Data provided>
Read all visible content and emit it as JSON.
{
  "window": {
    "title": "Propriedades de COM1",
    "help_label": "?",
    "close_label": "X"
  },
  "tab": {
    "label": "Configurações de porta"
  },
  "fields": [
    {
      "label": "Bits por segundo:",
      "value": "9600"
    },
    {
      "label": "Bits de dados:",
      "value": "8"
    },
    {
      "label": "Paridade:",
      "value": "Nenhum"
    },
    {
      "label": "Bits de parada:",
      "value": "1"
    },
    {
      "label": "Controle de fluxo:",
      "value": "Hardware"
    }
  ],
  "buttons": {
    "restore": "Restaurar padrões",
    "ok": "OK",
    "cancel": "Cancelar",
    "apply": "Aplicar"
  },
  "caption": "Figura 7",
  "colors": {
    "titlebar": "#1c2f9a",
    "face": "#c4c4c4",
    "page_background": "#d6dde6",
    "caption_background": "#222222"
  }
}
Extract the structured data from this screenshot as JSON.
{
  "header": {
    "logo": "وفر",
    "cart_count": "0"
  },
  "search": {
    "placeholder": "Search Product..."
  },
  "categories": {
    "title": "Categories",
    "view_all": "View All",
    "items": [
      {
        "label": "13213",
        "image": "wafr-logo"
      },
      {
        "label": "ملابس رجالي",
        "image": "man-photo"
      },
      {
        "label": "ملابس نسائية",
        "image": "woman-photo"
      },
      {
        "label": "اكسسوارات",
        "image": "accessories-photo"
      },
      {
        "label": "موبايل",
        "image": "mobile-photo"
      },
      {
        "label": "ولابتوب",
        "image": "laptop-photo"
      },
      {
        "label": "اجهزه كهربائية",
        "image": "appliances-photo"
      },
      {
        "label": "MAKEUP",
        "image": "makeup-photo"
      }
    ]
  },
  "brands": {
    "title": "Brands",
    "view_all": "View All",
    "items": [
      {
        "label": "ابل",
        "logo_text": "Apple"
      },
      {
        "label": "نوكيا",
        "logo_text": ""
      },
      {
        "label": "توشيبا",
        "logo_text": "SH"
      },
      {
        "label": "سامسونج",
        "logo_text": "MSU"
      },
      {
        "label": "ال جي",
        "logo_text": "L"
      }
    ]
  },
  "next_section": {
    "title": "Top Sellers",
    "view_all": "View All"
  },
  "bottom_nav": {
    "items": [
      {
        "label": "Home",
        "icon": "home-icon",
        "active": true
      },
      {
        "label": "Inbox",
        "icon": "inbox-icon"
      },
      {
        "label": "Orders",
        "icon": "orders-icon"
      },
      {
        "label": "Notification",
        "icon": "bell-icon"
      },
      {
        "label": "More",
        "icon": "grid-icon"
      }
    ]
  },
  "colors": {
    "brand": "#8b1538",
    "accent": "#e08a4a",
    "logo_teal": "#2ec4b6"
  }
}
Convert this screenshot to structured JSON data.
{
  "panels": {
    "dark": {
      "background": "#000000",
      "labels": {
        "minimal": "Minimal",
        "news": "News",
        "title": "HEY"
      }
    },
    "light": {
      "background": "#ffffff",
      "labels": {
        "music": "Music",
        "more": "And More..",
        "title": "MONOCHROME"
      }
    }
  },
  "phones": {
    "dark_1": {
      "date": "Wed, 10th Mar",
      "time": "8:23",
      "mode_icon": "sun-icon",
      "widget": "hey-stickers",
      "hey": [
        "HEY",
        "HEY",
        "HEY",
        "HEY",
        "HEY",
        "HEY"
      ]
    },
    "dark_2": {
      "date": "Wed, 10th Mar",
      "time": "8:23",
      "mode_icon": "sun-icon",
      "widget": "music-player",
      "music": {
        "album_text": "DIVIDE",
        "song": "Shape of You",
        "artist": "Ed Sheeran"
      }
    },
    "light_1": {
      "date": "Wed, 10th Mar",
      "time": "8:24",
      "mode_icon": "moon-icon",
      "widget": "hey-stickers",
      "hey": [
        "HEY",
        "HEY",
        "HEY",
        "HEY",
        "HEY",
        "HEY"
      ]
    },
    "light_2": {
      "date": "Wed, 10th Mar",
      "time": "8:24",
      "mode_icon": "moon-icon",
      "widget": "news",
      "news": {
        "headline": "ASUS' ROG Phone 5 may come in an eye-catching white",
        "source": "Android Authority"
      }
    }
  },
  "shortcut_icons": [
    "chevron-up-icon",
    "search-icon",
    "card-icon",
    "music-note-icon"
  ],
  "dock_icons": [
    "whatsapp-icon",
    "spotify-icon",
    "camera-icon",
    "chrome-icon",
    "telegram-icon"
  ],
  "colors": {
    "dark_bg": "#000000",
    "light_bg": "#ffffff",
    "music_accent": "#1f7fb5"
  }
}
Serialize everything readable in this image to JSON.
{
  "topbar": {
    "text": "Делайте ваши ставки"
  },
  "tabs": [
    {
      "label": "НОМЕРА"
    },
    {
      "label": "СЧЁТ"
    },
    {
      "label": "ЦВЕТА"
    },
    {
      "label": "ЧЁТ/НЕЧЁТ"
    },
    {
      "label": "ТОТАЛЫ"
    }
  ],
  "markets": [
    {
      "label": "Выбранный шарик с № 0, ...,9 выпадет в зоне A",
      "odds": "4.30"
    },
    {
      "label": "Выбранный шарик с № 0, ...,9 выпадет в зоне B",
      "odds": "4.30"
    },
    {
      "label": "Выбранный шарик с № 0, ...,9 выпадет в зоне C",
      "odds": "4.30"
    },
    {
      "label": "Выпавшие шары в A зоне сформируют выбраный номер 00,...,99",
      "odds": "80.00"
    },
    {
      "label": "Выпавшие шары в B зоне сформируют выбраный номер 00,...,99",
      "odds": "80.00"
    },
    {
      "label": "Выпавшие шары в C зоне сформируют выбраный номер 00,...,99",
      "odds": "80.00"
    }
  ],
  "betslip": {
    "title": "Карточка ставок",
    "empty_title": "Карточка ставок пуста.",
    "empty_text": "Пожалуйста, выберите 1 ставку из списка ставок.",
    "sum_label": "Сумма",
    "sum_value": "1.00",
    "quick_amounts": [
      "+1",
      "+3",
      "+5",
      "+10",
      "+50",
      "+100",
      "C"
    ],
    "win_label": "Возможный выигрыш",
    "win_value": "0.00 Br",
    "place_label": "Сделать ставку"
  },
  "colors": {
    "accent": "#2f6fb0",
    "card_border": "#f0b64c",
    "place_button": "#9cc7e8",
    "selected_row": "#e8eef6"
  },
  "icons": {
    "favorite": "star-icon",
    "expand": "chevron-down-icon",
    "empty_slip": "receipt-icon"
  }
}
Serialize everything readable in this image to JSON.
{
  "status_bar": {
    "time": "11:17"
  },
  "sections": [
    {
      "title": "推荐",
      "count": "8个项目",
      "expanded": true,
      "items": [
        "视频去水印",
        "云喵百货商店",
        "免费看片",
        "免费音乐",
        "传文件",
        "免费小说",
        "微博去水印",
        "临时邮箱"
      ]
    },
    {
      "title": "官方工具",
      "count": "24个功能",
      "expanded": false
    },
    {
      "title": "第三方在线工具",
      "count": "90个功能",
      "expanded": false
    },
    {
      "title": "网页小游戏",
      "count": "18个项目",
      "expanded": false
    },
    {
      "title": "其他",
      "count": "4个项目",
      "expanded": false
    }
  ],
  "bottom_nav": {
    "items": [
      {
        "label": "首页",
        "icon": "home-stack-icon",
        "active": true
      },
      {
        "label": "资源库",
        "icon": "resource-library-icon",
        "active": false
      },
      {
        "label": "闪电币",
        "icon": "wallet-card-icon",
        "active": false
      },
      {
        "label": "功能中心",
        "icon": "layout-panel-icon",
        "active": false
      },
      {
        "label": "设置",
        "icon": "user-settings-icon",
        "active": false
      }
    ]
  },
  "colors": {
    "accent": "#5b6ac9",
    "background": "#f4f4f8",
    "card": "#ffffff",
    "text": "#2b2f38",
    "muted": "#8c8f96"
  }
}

Instructions for the task>
Take the listing above and write it out again exactly.

Solved problem>
Read all visible content and emit it as JSON.
{
  "window": {
    "title": "Propriedades de COM1",
    "help_label": "?",
    "close_label": "X"
  },
  "tab": {
    "label": "Configurações de porta"
  },
  "fields": [
    {
      "label": "Bits por segundo:",
      "value": "9600"
    },
    {
      "label": "Bits de dados:",
      "value": "8"
    },
    {
      "label": "Paridade:",
      "value": "Nenhum"
    },
    {
      "label": "Bits de parada:",
      "value": "1"
    },
    {
      "label": "Controle de fluxo:",
      "value": "Hardware"
    }
  ],
  "buttons": {
    "restore": "Restaurar padrões",
    "ok": "OK",
    "cancel": "Cancelar",
    "apply": "Aplicar"
  },
  "caption": "Figura 7",
  "colors": {
    "titlebar": "#1c2f9a",
    "face": "#c4c4c4",
    "page_background": "#d6dde6",
    "caption_background": "#222222"
  }
}
Extract the structured data from this screenshot as JSON.
{
  "header": {
    "logo": "وفر",
    "cart_count": "0"
  },
  "search": {
    "placeholder": "Search Product..."
  },
  "categories": {
    "title": "Categories",
    "view_all": "View All",
    "items": [
      {
        "label": "13213",
        "image": "wafr-logo"
      },
      {
        "label": "ملابس رجالي",
        "image": "man-photo"
      },
      {
        "label": "ملابس نسائية",
        "image": "woman-photo"
      },
      {
        "label": "اكسسوارات",
        "image": "accessories-photo"
      },
      {
        "label": "موبايل",
        "image": "mobile-photo"
      },
      {
        "label": "ولابتوب",
        "image": "laptop-photo"
      },
      {
        "label": "اجهزه كهربائية",
        "image": "appliances-photo"
      },
      {
        "label": "MAKEUP",
        "image": "makeup-photo"
      }
    ]
  },
  "brands": {
    "title": "Brands",
    "view_all": "View All",
    "items": [
      {
        "label": "ابل",
        "logo_text": "Apple"
      },
      {
        "label": "نوكيا",
        "logo_text": ""
      },
      {
        "label": "توشيبا",
        "logo_text": "SH"
      },
      {
        "label": "سامسونج",
        "logo_text": "MSU"
      },
      {
        "label": "ال جي",
        "logo_text": "L"
      }
    ]
  },
  "next_section": {
    "title": "Top Sellers",
    "view_all": "View All"
  },
  "bottom_nav": {
    "items": [
      {
        "label": "Home",
        "icon": "home-icon",
        "active": true
      },
      {
        "label": "Inbox",
        "icon": "inbox-icon"
      },
      {
        "label": "Orders",
        "icon": "orders-icon"
      },
      {
        "label": "Notification",
        "icon": "bell-icon"
      },
      {
        "label": "More",
        "icon": "grid-icon"
      }
    ]
  },
  "colors": {
    "brand": "#8b1538",
    "accent": "#e08a4a",
    "logo_teal": "#2ec4b6"
  }
}
Convert this screenshot to structured JSON data.
{
  "panels": {
    "dark": {
      "background": "#000000",
      "labels": {
        "minimal": "Minimal",
        "news": "News",
        "title": "HEY"
      }
    },
    "light": {
      "background": "#ffffff",
      "labels": {
        "music": "Music",
        "more": "And More..",
        "title": "MONOCHROME"
      }
    }
  },
  "phones": {
    "dark_1": {
      "date": "Wed, 10th Mar",
      "time": "8:23",
      "mode_icon": "sun-icon",
      "widget": "hey-stickers",
      "hey": [
        "HEY",
        "HEY",
        "HEY",
        "HEY",
        "HEY",
        "HEY"
      ]
    },
    "dark_2": {
      "date": "Wed, 10th Mar",
      "time": "8:23",
      "mode_icon": "sun-icon",
      "widget": "music-player",
      "music": {
        "album_text": "DIVIDE",
        "song": "Shape of You",
        "artist": "Ed Sheeran"
      }
    },
    "light_1": {
      "date": "Wed, 10th Mar",
      "time": "8:24",
      "mode_icon": "moon-icon",
      "widget": "hey-stickers",
      "hey": [
        "HEY",
        "HEY",
        "HEY",
        "HEY",
        "HEY",
        "HEY"
      ]
    },
    "light_2": {
      "date": "Wed, 10th Mar",
      "time": "8:24",
      "mode_icon": "moon-icon",
      "widget": "news",
      "news": {
        "headline": "ASUS' ROG Phone 5 may come in an eye-catching white",
        "source": "Android Authority"
      }
    }
  },
  "shortcut_icons": [
    "chevron-up-icon",
    "search-icon",
    "card-icon",
    "music-note-icon"
  ],
  "dock_icons": [
    "whatsapp-icon",
    "spotify-icon",
    "camera-icon",
    "chrome-icon",
    "telegram-icon"
  ],
  "colors": {
    "dark_bg": "#000000",
    "light_bg": "#ffffff",
    "music_accent": "#1f7fb5"
  }
}
Serialize everything readable in this image to JSON.
{
  "topbar": {
    "text": "Делайте ваши ставки"
  },
  "tabs": [
    {
      "label": "НОМЕРА"
    },
    {
      "label": "СЧЁТ"
    },
    {
      "label": "ЦВЕТА"
    },
    {
      "label": "ЧЁТ/НЕЧЁТ"
    },
    {
      "label": "ТОТАЛЫ"
    }
  ],
  "markets": [
    {
      "label": "Выбранный шарик с № 0, ...,9 выпадет в зоне A",
      "odds": "4.30"
    },
    {
      "label": "Выбранный шарик с № 0, ...,9 выпадет в зоне B",
      "odds": "4.30"
    },
    {
      "label": "Выбранный шарик с № 0, ...,9 выпадет в зоне C",
      "odds": "4.30"
    },
    {
      "label": "Выпавшие шары в A зоне сформируют выбраный номер 00,...,99",
      "odds": "80.00"
    },
    {
      "label": "Выпавшие шары в B зоне сформируют выбраный номер 00,...,99",
      "odds": "80.00"
    },
    {
      "label": "Выпавшие шары в C зоне сформируют выбраный номер 00,...,99",
      "odds": "80.00"
    }
  ],
  "betslip": {
    "title": "Карточка ставок",
    "empty_title": "Карточка ставок пуста.",
    "empty_text": "Пожалуйста, выберите 1 ставку из списка ставок.",
    "sum_label": "Сумма",
    "sum_value": "1.00",
    "quick_amounts": [
      "+1",
      "+3",
      "+5",
      "+10",
      "+50",
      "+100",
      "C"
    ],
    "win_label": "Возможный выигрыш",
    "win_value": "0.00 Br",
    "place_label": "Сделать ставку"
  },
  "colors": {
    "accent": "#2f6fb0",
    "card_border": "#f0b64c",
    "place_button": "#9cc7e8",
    "selected_row": "#e8eef6"
  },
  "icons": {
    "favorite": "star-icon",
    "expand": "chevron-down-icon",
    "empty_slip": "receipt-icon"
  }
}
Serialize everything readable in this image to JSON.
{
  "status_bar": {
    "time": "11:17"
  },
  "sections": [
    {
      "title": "推荐",
      "count": "8个项目",
      "expanded": true,
      "items": [
        "视频去水印",
        "云喵百货商店",
        "免费看片",
        "免费音乐",
        "传文件",
        "免费小说",
        "微博去水印",
        "临时邮箱"
      ]
    },
    {
      "title": "官方工具",
      "count": "24个功能",
      "expanded": false
    },
    {
      "title": "第三方在线工具",
      "count": "90个功能",
      "expanded": false
    },
    {
      "title": "网页小游戏",
      "count": "18个项目",
      "expanded": false
    },
    {
      "title": "其他",
      "count": "4个项目",
      "expanded": false
    }
  ],
  "bottom_nav": {
    "items": [
      {
        "label": "首页",
        "icon": "home-stack-icon",
        "active": true
      },
      {
        "label": "资源库",
        "icon": "resource-library-icon",
        "active": false
      },
      {
        "label": "闪电币",
        "icon": "wallet-card-icon",
        "active": false
      },
      {
        "label": "功能中心",
        "icon": "layout-panel-icon",
        "active": false
      },
      {
        "label": "设置",
        "icon": "user-settings-icon",
        "active": false
      }
    ]
  },
  "colors": {
    "accent": "#5b6ac9",
    "background": "#f4f4f8",
    "card": "#ffffff",
    "text": "#2b2f38",
    "muted": "#8c8f96"
  }
}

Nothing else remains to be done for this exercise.